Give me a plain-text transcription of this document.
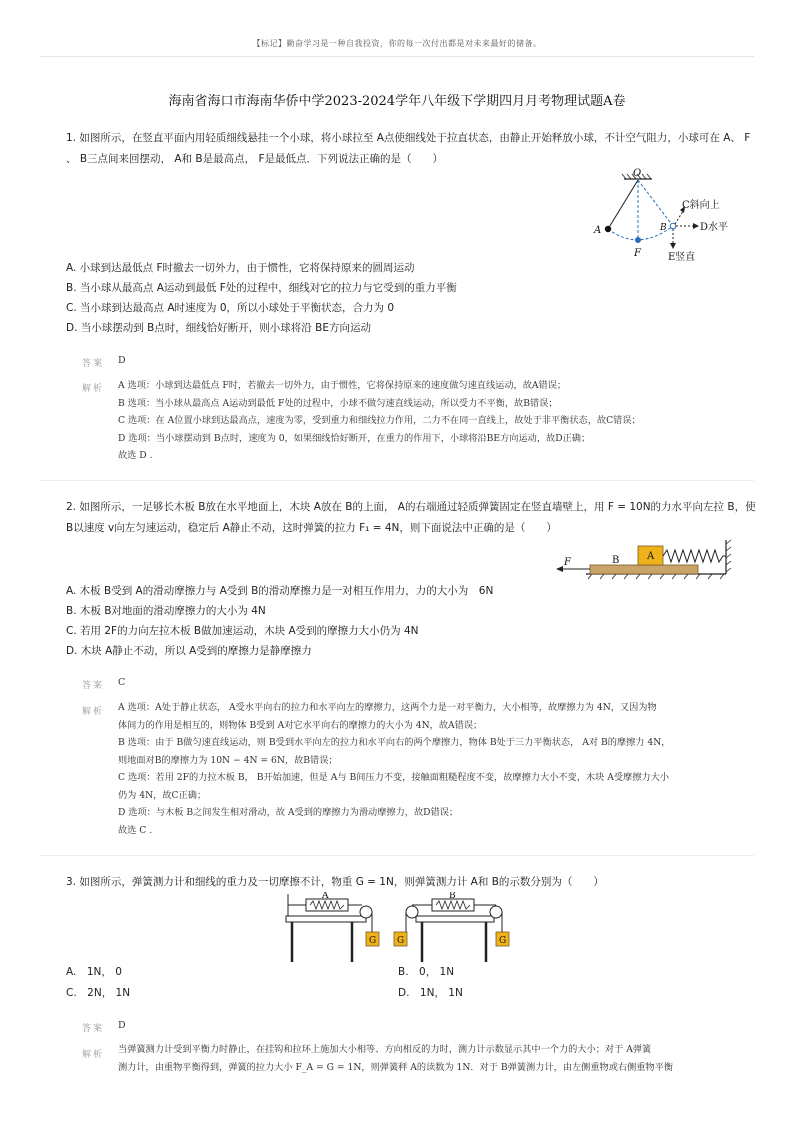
【标记】勤奋学习是一种自我投资，你的每一次付出都是对未来最好的储备。
海南省海口市海南华侨中学2023-2024学年八年级下学期四月月考物理试题A卷
1. 如图所示，在竖直平面内用轻质细线悬挂一个小球，将小球拉至 A点使细线处于拉直状态，由静止开始释放小球，不计空气阻力，小球可在 A、 F
、 B三点间来回摆动， A和 B是最高点， F是最低点．下列说法正确的是（　　）
O
A
F
B
C斜向上
D水平
E竖直
A. 小球到达最低点 F时撤去一切外力，由于惯性，它将保持原来的圆周运动
B. 当小球从最高点 A运动到最低 F处的过程中，细线对它的拉力与它受到的重力平衡
C. 当小球到达最高点 A时速度为 0，所以小球处于平衡状态，合力为 0
D. 当小球摆动到 B点时，细线恰好断开，则小球将沿 BE方向运动
答案 D
解析 A 选项：小球到达最低点 F时，若撤去一切外力，由于惯性，它将保持原来的速度做匀速直线运动，故A错误；
B 选项：当小球从最高点 A运动到最低 F处的过程中，小球不做匀速直线运动，所以受力不平衡，故B错误；
C 选项：在 A位置小球到达最高点，速度为零，受到重力和细线拉力作用，二力不在同一直线上，故处于非平衡状态，故C错误；
D 选项：当小球摆动到 B点时，速度为 0，如果细线恰好断开，在重力的作用下，小球将沿BE方向运动，故D正确；
故选 D .
2. 如图所示，一足够长木板 B放在水平地面上，木块 A放在 B的上面， A的右端通过轻质弹簧固定在竖直墙壁上，用 F = 10N的力水平向左拉 B，使
B以速度 v向左匀速运动，稳定后 A静止不动，这时弹簧的拉力 F₁ = 4N，则下面说法中正确的是（　　）
A
B
F
A. 木板 B受到 A的滑动摩擦力与 A受到 B的滑动摩擦力是一对相互作用力，力的大小为　6N
B. 木板 B对地面的滑动摩擦力的大小为 4N
C. 若用 2F的力向左拉木板 B做加速运动，木块 A受到的摩擦力大小仍为 4N
D. 木块 A静止不动，所以 A受到的摩擦力是静摩擦力
答案 C
解析 A 选项：A处于静止状态， A受水平向右的拉力和水平向左的摩擦力，这两个力是一对平衡力，大小相等，故摩擦力为 4N，又因为物
体间力的作用是相互的，则物体 B受到 A对它水平向右的摩擦力的大小为 4N，故A错误；
B 选项：由于 B做匀速直线运动，则 B受到水平向左的拉力和水平向右的两个摩擦力，物体 B处于三力平衡状态， A对 B的摩擦力 4N，
则地面对B的摩擦力为 10N − 4N = 6N，故B错误；
C 选项：若用 2F的力拉木板 B， B开始加速，但是 A与 B间压力不变，接触面粗糙程度不变，故摩擦力大小不变，木块 A受摩擦力大小
仍为 4N，故C正确；
D 选项：与木板 B之间发生相对滑动，故 A受到的摩擦力为滑动摩擦力，故D错误；
故选 C .
3. 如图所示，弹簧测力计和细线的重力及一切摩擦不计，物重 G = 1N，则弹簧测力计 A和 B的示数分别为（　　）
A
G G	G
B
A.　1N， 0	B.　0， 1N
C.　2N， 1N	D.　1N， 1N
答案 D
解析 当弹簧测力计受到平衡力时静止，在挂钩和拉环上施加大小相等、方向相反的力时，测力计示数显示其中一个力的大小；对于 A弹簧
测力计，由重物平衡得到，弹簧的拉力大小 F_A = G = 1N，则弹簧秤 A的读数为 1N．对于 B弹簧测力计，由左侧重物或右侧重物平衡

# # # # #

### Given task
Extract all lines containing the word "当小球摆动到".

### Final result
D. 当小球摆动到 B点时，细线恰好断开，则小球将沿 BE方向运动
D 选项：当小球摆动到 B点时，速度为 0，如果细线恰好断开，在重力的作用下，小球将沿BE方向运动，故D正确；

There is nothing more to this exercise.